Work to be completed - Filter this data down to the lines that hold "Efficacy", and copy them.

Task data -
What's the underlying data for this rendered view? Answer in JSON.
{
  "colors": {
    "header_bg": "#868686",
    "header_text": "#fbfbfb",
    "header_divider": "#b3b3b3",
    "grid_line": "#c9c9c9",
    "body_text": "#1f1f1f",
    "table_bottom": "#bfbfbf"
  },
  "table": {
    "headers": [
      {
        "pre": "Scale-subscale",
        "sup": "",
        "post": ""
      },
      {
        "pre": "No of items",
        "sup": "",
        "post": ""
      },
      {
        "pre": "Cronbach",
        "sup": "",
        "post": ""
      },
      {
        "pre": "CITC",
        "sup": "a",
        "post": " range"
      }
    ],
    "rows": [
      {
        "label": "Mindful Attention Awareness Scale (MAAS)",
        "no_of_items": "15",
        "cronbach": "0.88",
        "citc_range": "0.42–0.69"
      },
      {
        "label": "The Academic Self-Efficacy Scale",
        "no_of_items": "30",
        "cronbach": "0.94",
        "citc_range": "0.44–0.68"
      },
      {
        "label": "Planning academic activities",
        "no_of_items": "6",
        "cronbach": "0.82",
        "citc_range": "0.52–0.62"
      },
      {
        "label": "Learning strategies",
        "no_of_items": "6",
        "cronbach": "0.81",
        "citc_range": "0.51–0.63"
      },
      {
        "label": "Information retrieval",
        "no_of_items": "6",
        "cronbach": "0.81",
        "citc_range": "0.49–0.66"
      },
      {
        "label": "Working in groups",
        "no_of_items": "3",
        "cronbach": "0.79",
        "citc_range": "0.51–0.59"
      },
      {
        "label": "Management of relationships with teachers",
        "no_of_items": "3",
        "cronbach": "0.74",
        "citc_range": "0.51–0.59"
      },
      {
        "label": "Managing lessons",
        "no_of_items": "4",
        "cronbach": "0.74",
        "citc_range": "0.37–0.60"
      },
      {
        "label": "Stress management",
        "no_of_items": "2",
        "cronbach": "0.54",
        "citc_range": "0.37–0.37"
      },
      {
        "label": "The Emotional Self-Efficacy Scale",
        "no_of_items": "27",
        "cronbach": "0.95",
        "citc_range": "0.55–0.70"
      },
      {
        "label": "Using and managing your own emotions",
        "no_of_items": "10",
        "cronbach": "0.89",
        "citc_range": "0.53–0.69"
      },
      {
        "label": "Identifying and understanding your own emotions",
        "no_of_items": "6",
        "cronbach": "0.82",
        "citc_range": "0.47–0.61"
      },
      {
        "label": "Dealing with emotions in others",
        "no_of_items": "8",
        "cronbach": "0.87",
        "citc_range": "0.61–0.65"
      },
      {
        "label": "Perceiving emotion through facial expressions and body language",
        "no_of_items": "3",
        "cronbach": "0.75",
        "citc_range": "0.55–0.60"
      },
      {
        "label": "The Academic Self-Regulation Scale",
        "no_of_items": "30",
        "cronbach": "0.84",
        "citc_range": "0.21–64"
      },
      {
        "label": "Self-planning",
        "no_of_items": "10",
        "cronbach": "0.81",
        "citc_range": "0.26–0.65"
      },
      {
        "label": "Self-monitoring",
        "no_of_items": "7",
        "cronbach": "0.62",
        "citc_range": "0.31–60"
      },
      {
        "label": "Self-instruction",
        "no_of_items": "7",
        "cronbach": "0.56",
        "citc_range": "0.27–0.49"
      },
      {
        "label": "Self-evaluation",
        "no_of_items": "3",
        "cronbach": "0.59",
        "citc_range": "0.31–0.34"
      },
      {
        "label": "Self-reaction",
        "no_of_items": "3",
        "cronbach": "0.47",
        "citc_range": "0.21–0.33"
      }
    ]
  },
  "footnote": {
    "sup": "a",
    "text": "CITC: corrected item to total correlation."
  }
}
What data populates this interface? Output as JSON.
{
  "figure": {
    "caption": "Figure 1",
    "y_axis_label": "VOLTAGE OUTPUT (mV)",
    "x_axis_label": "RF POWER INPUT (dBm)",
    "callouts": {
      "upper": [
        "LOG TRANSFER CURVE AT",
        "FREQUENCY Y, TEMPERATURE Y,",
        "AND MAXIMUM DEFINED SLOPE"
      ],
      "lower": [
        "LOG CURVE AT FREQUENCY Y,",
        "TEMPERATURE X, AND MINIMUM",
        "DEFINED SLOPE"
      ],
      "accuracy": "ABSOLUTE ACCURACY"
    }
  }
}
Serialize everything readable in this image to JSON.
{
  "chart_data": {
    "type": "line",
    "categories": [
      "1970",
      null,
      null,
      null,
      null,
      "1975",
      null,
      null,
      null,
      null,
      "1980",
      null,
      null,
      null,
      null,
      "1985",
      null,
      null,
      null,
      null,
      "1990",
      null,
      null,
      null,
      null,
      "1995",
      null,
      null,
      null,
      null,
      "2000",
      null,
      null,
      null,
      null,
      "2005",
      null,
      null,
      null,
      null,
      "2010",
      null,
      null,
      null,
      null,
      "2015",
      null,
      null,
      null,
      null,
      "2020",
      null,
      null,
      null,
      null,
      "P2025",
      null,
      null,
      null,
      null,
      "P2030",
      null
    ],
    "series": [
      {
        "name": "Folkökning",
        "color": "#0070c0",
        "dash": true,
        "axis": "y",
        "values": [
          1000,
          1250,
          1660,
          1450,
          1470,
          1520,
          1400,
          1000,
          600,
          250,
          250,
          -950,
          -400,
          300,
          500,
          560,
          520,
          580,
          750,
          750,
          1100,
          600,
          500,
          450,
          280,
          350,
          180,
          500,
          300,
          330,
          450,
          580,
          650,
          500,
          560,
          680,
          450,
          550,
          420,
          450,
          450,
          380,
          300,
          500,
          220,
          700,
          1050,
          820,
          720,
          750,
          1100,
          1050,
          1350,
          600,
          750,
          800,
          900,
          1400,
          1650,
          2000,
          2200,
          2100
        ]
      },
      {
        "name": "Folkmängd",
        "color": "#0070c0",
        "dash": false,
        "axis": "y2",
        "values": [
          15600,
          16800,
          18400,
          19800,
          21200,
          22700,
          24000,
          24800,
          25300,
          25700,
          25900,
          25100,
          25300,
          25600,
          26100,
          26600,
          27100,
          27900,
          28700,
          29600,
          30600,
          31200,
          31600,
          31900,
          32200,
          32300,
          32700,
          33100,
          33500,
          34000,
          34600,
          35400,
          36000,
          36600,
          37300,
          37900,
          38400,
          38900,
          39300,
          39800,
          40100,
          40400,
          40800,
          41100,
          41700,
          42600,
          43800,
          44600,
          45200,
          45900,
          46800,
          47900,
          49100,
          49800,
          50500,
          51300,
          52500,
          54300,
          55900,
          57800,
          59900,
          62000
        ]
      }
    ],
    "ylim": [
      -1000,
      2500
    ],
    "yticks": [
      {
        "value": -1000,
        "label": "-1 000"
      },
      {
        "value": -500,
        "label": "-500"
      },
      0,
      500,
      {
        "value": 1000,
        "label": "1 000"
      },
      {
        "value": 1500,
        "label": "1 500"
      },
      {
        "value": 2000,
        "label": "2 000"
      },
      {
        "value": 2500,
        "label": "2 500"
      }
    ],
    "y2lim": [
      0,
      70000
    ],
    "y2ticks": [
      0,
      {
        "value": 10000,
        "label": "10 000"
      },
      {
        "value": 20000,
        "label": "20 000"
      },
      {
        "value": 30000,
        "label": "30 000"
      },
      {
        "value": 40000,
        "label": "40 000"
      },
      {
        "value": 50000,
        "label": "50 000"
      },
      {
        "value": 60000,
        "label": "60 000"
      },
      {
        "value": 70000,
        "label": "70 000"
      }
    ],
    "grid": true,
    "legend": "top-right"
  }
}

Output for this task -
        "label": "The Academic Self-Efficacy Scale",
        "label": "The Emotional Self-Efficacy Scale",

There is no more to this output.